## Task details
Your job is to retype all of the data word for word, leaving every image out.

Some records
— begin —

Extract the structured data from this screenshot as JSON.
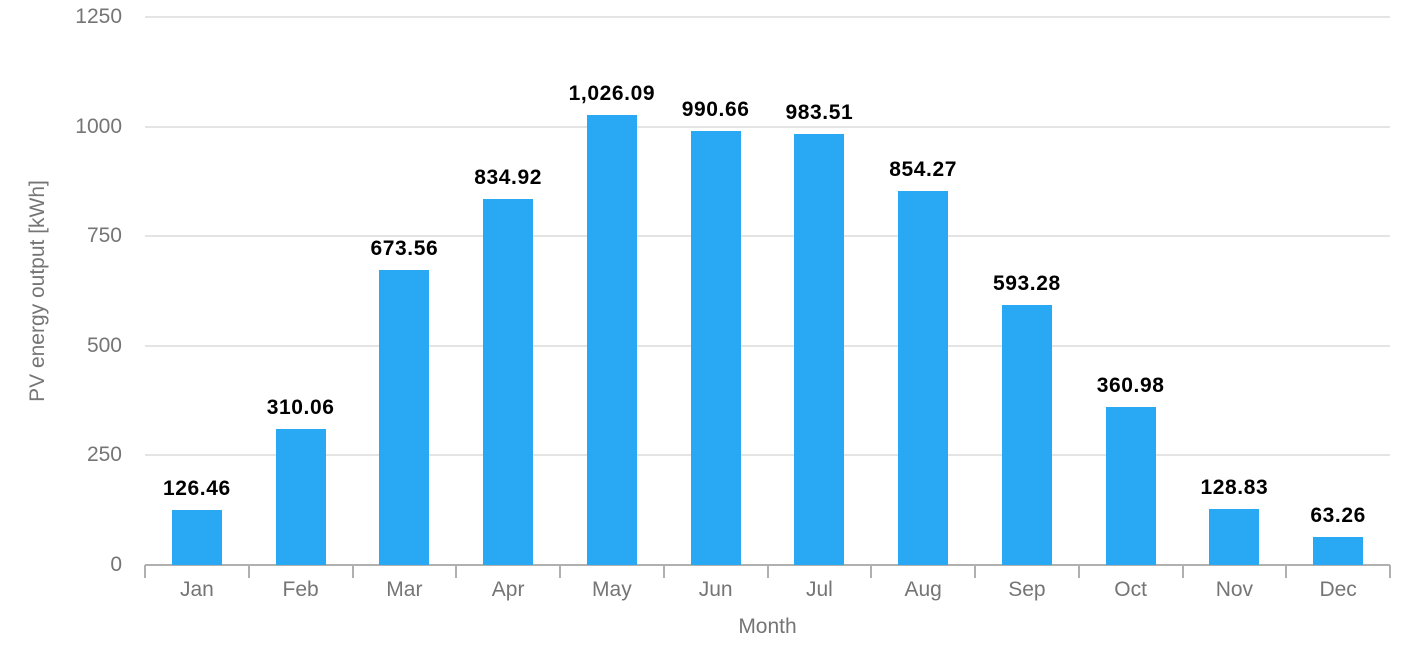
{
  "chart_data": {
    "type": "bar",
    "title": "",
    "categories": [
      "Jan",
      "Feb",
      "Mar",
      "Apr",
      "May",
      "Jun",
      "Jul",
      "Aug",
      "Sep",
      "Oct",
      "Nov",
      "Dec"
    ],
    "values": [
      126.46,
      310.06,
      673.56,
      834.92,
      1026.09,
      990.66,
      983.51,
      854.27,
      593.28,
      360.98,
      128.83,
      63.26
    ],
    "value_labels": [
      "126.46",
      "310.06",
      "673.56",
      "834.92",
      "1,026.09",
      "990.66",
      "983.51",
      "854.27",
      "593.28",
      "360.98",
      "128.83",
      "63.26"
    ],
    "xlabel": "Month",
    "ylabel": "PV energy output [kWh]",
    "ylim": [
      0,
      1250
    ],
    "yticks": [
      0,
      250,
      500,
      750,
      1000,
      1250
    ],
    "ytick_labels": [
      "0",
      "250",
      "500",
      "750",
      "1000",
      "1250"
    ],
    "grid": true,
    "legend": "none",
    "colors": {
      "bar": "#29a8f4",
      "value_label": "#000000",
      "axis_text": "#757575",
      "gridline": "#e4e4e4",
      "axis_line": "#b0b0b0",
      "background": "#ffffff"
    }
  }
}
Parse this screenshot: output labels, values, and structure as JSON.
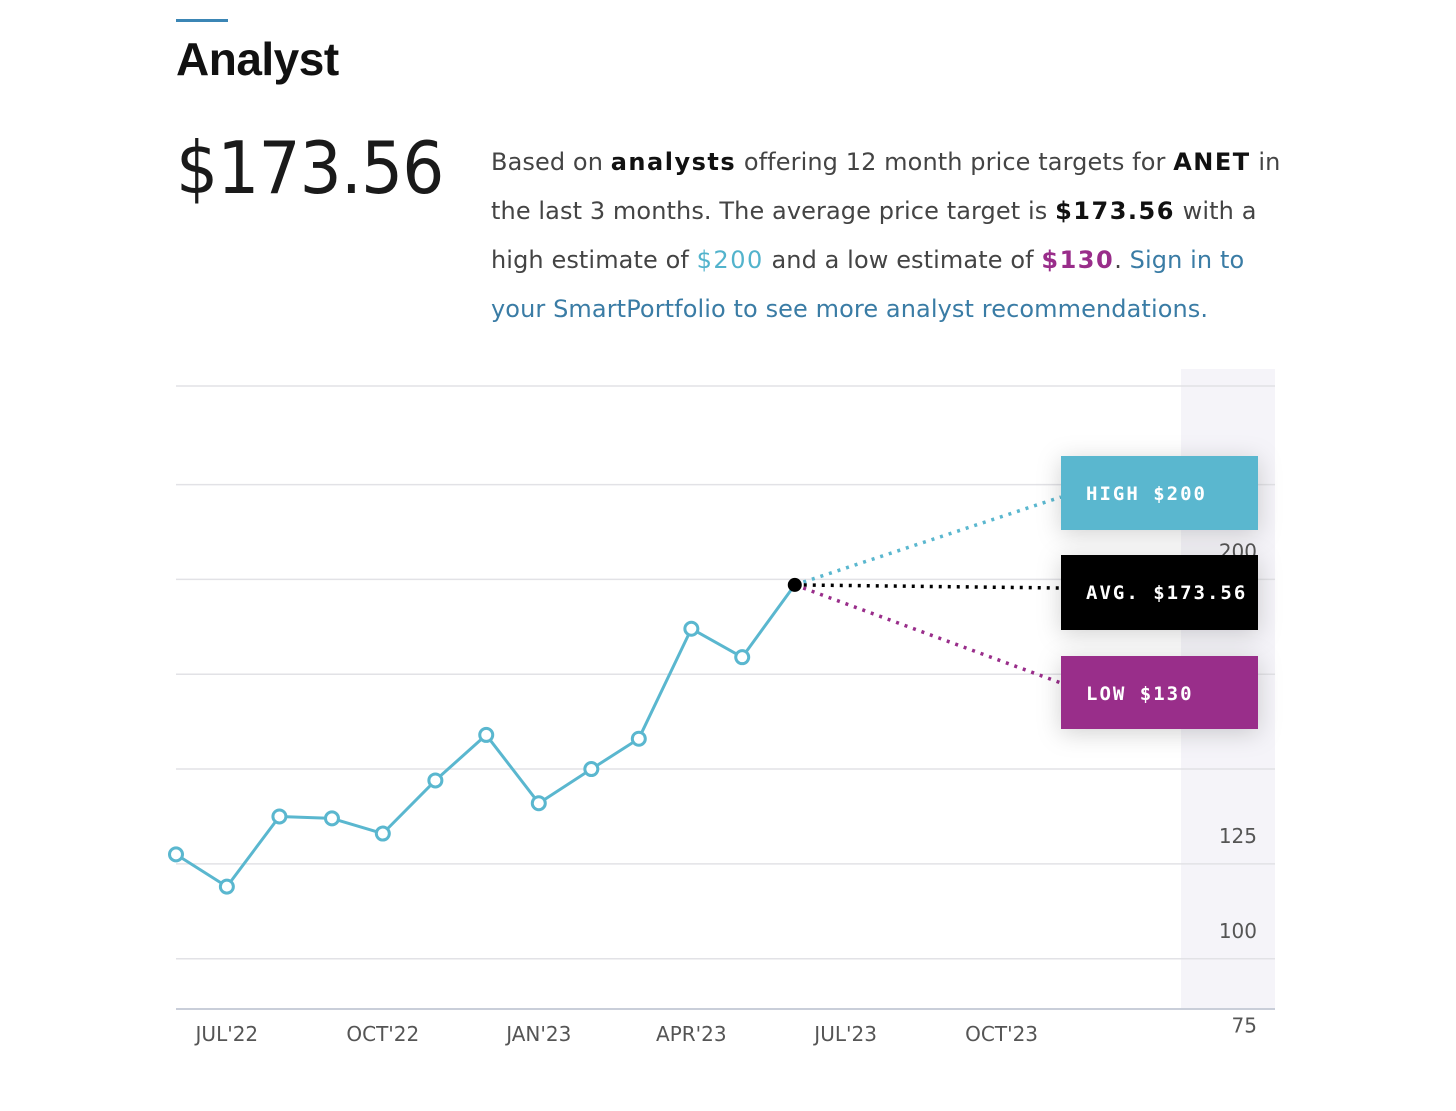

— end —

## Written reply
Extract the structured data from this screenshot as JSON.
{
  "chart_data": {
    "type": "bar",
    "title": "",
    "categories": [
      "Jan",
      "Feb",
      "Mar",
      "Apr",
      "May",
      "Jun",
      "Jul",
      "Aug",
      "Sep",
      "Oct",
      "Nov",
      "Dec"
    ],
    "values": [
      126.46,
      310.06,
      673.56,
      834.92,
      1026.09,
      990.66,
      983.51,
      854.27,
      593.28,
      360.98,
      128.83,
      63.26
    ],
    "value_labels": [
      "126.46",
      "310.06",
      "673.56",
      "834.92",
      "1,026.09",
      "990.66",
      "983.51",
      "854.27",
      "593.28",
      "360.98",
      "128.83",
      "63.26"
    ],
    "xlabel": "Month",
    "ylabel": "PV energy output [kWh]",
    "ylim": [
      0,
      1250
    ],
    "yticks": [
      0,
      250,
      500,
      750,
      1000,
      1250
    ],
    "ytick_labels": [
      "0",
      "250",
      "500",
      "750",
      "1000",
      "1250"
    ],
    "grid": true,
    "legend": "none",
    "colors": {
      "bar": "#29a8f4",
      "value_label": "#000000",
      "axis_text": "#757575",
      "gridline": "#e4e4e4",
      "axis_line": "#b0b0b0",
      "background": "#ffffff"
    }
  }
}
Parse this screenshot: output labels, values, and structure as JSON.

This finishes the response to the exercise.